RECORDS FOR THIS EXERCISE
------------------------------
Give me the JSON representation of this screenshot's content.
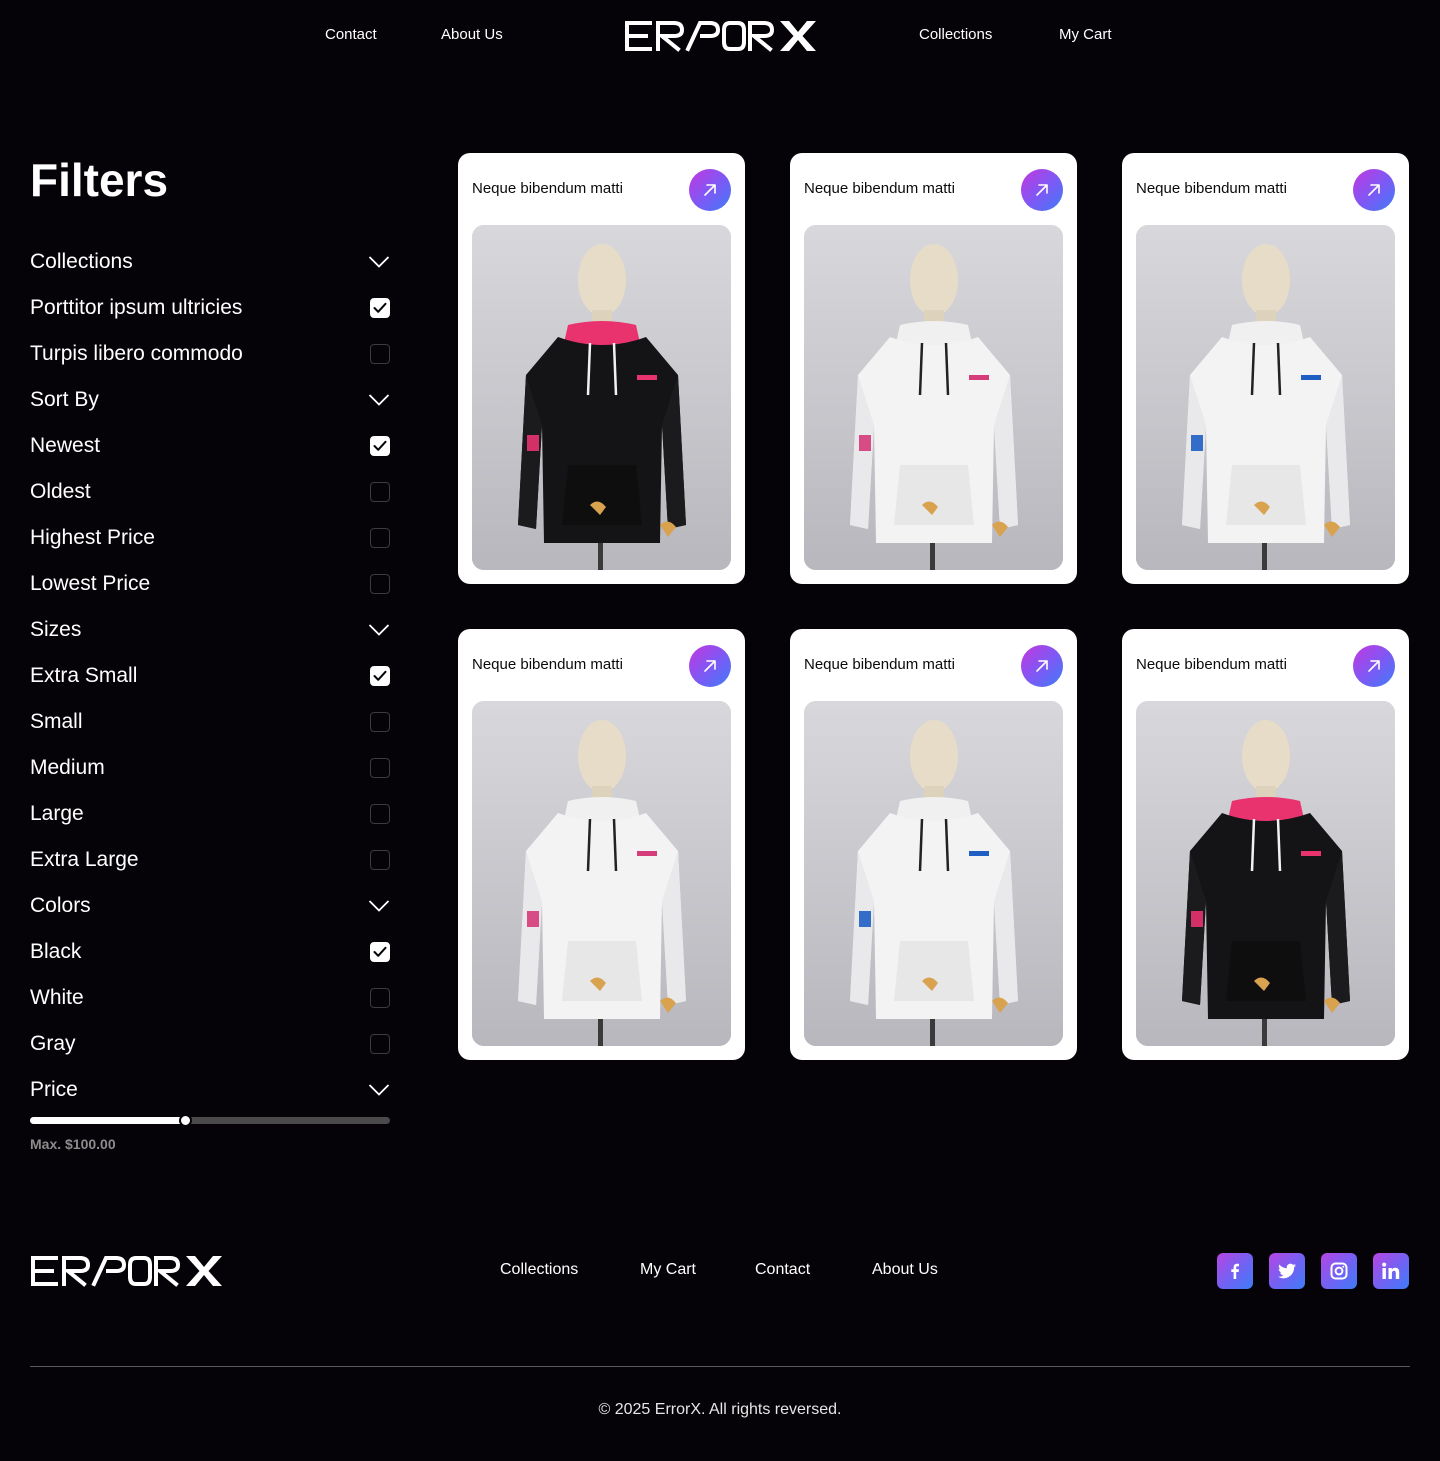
{
  "header": {
    "brand": "ERRORX",
    "nav_left": [
      "Contact",
      "About Us"
    ],
    "nav_right": [
      "Collections",
      "My Cart"
    ]
  },
  "filters": {
    "title": "Filters",
    "rows": [
      {
        "label": "Collections",
        "kind": "section"
      },
      {
        "label": "Porttitor ipsum ultricies",
        "kind": "option",
        "checked": true
      },
      {
        "label": "Turpis libero commodo",
        "kind": "option",
        "checked": false
      },
      {
        "label": "Sort By",
        "kind": "section"
      },
      {
        "label": "Newest",
        "kind": "option",
        "checked": true
      },
      {
        "label": "Oldest",
        "kind": "option",
        "checked": false
      },
      {
        "label": "Highest Price",
        "kind": "option",
        "checked": false
      },
      {
        "label": "Lowest Price",
        "kind": "option",
        "checked": false
      },
      {
        "label": "Sizes",
        "kind": "section"
      },
      {
        "label": "Extra Small",
        "kind": "option",
        "checked": true
      },
      {
        "label": "Small",
        "kind": "option",
        "checked": false
      },
      {
        "label": "Medium",
        "kind": "option",
        "checked": false
      },
      {
        "label": "Large",
        "kind": "option",
        "checked": false
      },
      {
        "label": "Extra Large",
        "kind": "option",
        "checked": false
      },
      {
        "label": "Colors",
        "kind": "section"
      },
      {
        "label": "Black",
        "kind": "option",
        "checked": true
      },
      {
        "label": "White",
        "kind": "option",
        "checked": false
      },
      {
        "label": "Gray",
        "kind": "option",
        "checked": false
      },
      {
        "label": "Price",
        "kind": "section"
      }
    ],
    "price_slider": {
      "fraction": 0.43,
      "caption": "Max. $100.00"
    }
  },
  "products": [
    {
      "title": "Neque bibendum matti",
      "hoodie_color": "black",
      "accent": "#e8336f",
      "hood_lining": "#e8336f"
    },
    {
      "title": "Neque bibendum matti",
      "hoodie_color": "white",
      "accent": "#d63b7a",
      "hood_lining": "#f0f0f0"
    },
    {
      "title": "Neque bibendum matti",
      "hoodie_color": "white",
      "accent": "#1f5fc4",
      "hood_lining": "#f0f0f0"
    },
    {
      "title": "Neque bibendum matti",
      "hoodie_color": "white",
      "accent": "#d63b7a",
      "hood_lining": "#f0f0f0"
    },
    {
      "title": "Neque bibendum matti",
      "hoodie_color": "white",
      "accent": "#1f5fc4",
      "hood_lining": "#f0f0f0"
    },
    {
      "title": "Neque bibendum matti",
      "hoodie_color": "black",
      "accent": "#e8336f",
      "hood_lining": "#e8336f"
    }
  ],
  "footer": {
    "brand": "ERRORX",
    "nav": [
      "Collections",
      "My Cart",
      "Contact",
      "About Us"
    ],
    "social": [
      "facebook-icon",
      "twitter-icon",
      "instagram-icon",
      "linkedin-icon"
    ],
    "copyright": "© 2025 ErrorX. All rights reversed."
  },
  "colors": {
    "background": "#050307",
    "card": "#ffffff",
    "accent_gradient_start": "#c338e0",
    "accent_gradient_end": "#3f7cf7"
  }
}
------------------------------
WHAT NEEDS TO BE DONE
Replicate the material above verbatim; images stay out of the copy.

TASK SOLUTION
Give me the JSON representation of this screenshot's content.
{
  "header": {
    "brand": "ERRORX",
    "nav_left": [
      "Contact",
      "About Us"
    ],
    "nav_right": [
      "Collections",
      "My Cart"
    ]
  },
  "filters": {
    "title": "Filters",
    "rows": [
      {
        "label": "Collections",
        "kind": "section"
      },
      {
        "label": "Porttitor ipsum ultricies",
        "kind": "option",
        "checked": true
      },
      {
        "label": "Turpis libero commodo",
        "kind": "option",
        "checked": false
      },
      {
        "label": "Sort By",
        "kind": "section"
      },
      {
        "label": "Newest",
        "kind": "option",
        "checked": true
      },
      {
        "label": "Oldest",
        "kind": "option",
        "checked": false
      },
      {
        "label": "Highest Price",
        "kind": "option",
        "checked": false
      },
      {
        "label": "Lowest Price",
        "kind": "option",
        "checked": false
      },
      {
        "label": "Sizes",
        "kind": "section"
      },
      {
        "label": "Extra Small",
        "kind": "option",
        "checked": true
      },
      {
        "label": "Small",
        "kind": "option",
        "checked": false
      },
      {
        "label": "Medium",
        "kind": "option",
        "checked": false
      },
      {
        "label": "Large",
        "kind": "option",
        "checked": false
      },
      {
        "label": "Extra Large",
        "kind": "option",
        "checked": false
      },
      {
        "label": "Colors",
        "kind": "section"
      },
      {
        "label": "Black",
        "kind": "option",
        "checked": true
      },
      {
        "label": "White",
        "kind": "option",
        "checked": false
      },
      {
        "label": "Gray",
        "kind": "option",
        "checked": false
      },
      {
        "label": "Price",
        "kind": "section"
      }
    ],
    "price_slider": {
      "fraction": 0.43,
      "caption": "Max. $100.00"
    }
  },
  "products": [
    {
      "title": "Neque bibendum matti",
      "hoodie_color": "black",
      "accent": "#e8336f",
      "hood_lining": "#e8336f"
    },
    {
      "title": "Neque bibendum matti",
      "hoodie_color": "white",
      "accent": "#d63b7a",
      "hood_lining": "#f0f0f0"
    },
    {
      "title": "Neque bibendum matti",
      "hoodie_color": "white",
      "accent": "#1f5fc4",
      "hood_lining": "#f0f0f0"
    },
    {
      "title": "Neque bibendum matti",
      "hoodie_color": "white",
      "accent": "#d63b7a",
      "hood_lining": "#f0f0f0"
    },
    {
      "title": "Neque bibendum matti",
      "hoodie_color": "white",
      "accent": "#1f5fc4",
      "hood_lining": "#f0f0f0"
    },
    {
      "title": "Neque bibendum matti",
      "hoodie_color": "black",
      "accent": "#e8336f",
      "hood_lining": "#e8336f"
    }
  ],
  "footer": {
    "brand": "ERRORX",
    "nav": [
      "Collections",
      "My Cart",
      "Contact",
      "About Us"
    ],
    "social": [
      "facebook-icon",
      "twitter-icon",
      "instagram-icon",
      "linkedin-icon"
    ],
    "copyright": "© 2025 ErrorX. All rights reversed."
  },
  "colors": {
    "background": "#050307",
    "card": "#ffffff",
    "accent_gradient_start": "#c338e0",
    "accent_gradient_end": "#3f7cf7"
  }
}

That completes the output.